[Work to be completed]
Take from the listing each line that has the string "JSON".

(A block of data)
>> Start
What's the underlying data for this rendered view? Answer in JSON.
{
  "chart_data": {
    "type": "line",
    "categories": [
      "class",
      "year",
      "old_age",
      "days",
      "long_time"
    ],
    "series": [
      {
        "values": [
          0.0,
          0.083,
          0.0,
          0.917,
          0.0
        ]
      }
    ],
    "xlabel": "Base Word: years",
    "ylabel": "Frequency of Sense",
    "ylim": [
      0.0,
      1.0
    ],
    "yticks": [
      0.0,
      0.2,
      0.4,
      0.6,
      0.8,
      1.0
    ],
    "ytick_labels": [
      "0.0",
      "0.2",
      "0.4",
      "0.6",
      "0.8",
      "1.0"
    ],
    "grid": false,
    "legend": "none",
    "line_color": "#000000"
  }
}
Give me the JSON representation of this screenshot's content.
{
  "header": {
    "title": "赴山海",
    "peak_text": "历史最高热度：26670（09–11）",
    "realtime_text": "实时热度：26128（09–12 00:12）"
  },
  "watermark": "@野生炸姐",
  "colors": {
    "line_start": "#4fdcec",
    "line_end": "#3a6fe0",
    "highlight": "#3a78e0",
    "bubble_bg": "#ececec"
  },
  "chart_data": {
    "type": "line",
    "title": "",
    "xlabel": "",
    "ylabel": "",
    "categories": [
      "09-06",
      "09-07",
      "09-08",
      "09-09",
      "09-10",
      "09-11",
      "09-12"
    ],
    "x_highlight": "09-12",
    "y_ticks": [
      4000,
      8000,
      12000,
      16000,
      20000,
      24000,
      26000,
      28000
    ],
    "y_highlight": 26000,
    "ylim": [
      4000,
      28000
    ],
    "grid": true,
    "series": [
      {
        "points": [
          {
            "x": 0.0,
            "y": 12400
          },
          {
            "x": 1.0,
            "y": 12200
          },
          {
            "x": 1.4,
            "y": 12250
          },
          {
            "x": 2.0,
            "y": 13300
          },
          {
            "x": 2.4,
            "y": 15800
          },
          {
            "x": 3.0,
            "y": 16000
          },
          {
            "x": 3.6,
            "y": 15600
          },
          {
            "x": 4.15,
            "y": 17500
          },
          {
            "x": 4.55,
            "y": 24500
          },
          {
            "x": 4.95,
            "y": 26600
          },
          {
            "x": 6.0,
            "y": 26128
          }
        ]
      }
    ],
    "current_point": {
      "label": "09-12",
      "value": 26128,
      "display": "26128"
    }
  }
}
>> End
[Response for this exercise]
What's the underlying data for this rendered view? Answer in JSON.
Give me the JSON representation of this screenshot's content.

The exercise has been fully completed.